--- Begin Given records ---

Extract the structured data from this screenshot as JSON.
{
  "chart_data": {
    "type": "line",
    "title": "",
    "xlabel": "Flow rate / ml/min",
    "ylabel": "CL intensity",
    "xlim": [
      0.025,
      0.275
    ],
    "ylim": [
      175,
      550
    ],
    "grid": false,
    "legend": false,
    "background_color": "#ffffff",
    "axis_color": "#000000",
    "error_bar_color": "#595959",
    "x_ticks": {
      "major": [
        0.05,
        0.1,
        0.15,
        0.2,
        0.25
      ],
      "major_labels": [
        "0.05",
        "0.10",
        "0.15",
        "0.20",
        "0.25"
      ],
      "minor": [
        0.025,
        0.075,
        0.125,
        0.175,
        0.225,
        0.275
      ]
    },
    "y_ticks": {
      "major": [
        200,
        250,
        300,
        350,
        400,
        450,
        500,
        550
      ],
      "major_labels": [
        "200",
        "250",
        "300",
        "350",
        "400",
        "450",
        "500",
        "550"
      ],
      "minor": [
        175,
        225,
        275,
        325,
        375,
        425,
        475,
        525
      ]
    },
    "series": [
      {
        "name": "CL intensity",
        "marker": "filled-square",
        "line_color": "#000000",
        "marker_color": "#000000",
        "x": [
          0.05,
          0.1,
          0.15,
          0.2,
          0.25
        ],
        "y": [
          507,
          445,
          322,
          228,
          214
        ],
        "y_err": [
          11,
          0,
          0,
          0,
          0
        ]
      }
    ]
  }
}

--- End Given records ---

» Exercise requirements: From the preceding material, extract every line exactly.

» Response to the task:
Extract the structured data from this screenshot as JSON.
{
  "chart_data": {
    "type": "line",
    "title": "",
    "xlabel": "Flow rate / ml/min",
    "ylabel": "CL intensity",
    "xlim": [
      0.025,
      0.275
    ],
    "ylim": [
      175,
      550
    ],
    "grid": false,
    "legend": false,
    "background_color": "#ffffff",
    "axis_color": "#000000",
    "error_bar_color": "#595959",
    "x_ticks": {
      "major": [
        0.05,
        0.1,
        0.15,
        0.2,
        0.25
      ],
      "major_labels": [
        "0.05",
        "0.10",
        "0.15",
        "0.20",
        "0.25"
      ],
      "minor": [
        0.025,
        0.075,
        0.125,
        0.175,
        0.225,
        0.275
      ]
    },
    "y_ticks": {
      "major": [
        200,
        250,
        300,
        350,
        400,
        450,
        500,
        550
      ],
      "major_labels": [
        "200",
        "250",
        "300",
        "350",
        "400",
        "450",
        "500",
        "550"
      ],
      "minor": [
        175,
        225,
        275,
        325,
        375,
        425,
        475,
        525
      ]
    },
    "series": [
      {
        "name": "CL intensity",
        "marker": "filled-square",
        "line_color": "#000000",
        "marker_color": "#000000",
        "x": [
          0.05,
          0.1,
          0.15,
          0.2,
          0.25
        ],
        "y": [
          507,
          445,
          322,
          228,
          214
        ],
        "y_err": [
          11,
          0,
          0,
          0,
          0
        ]
      }
    ]
  }
}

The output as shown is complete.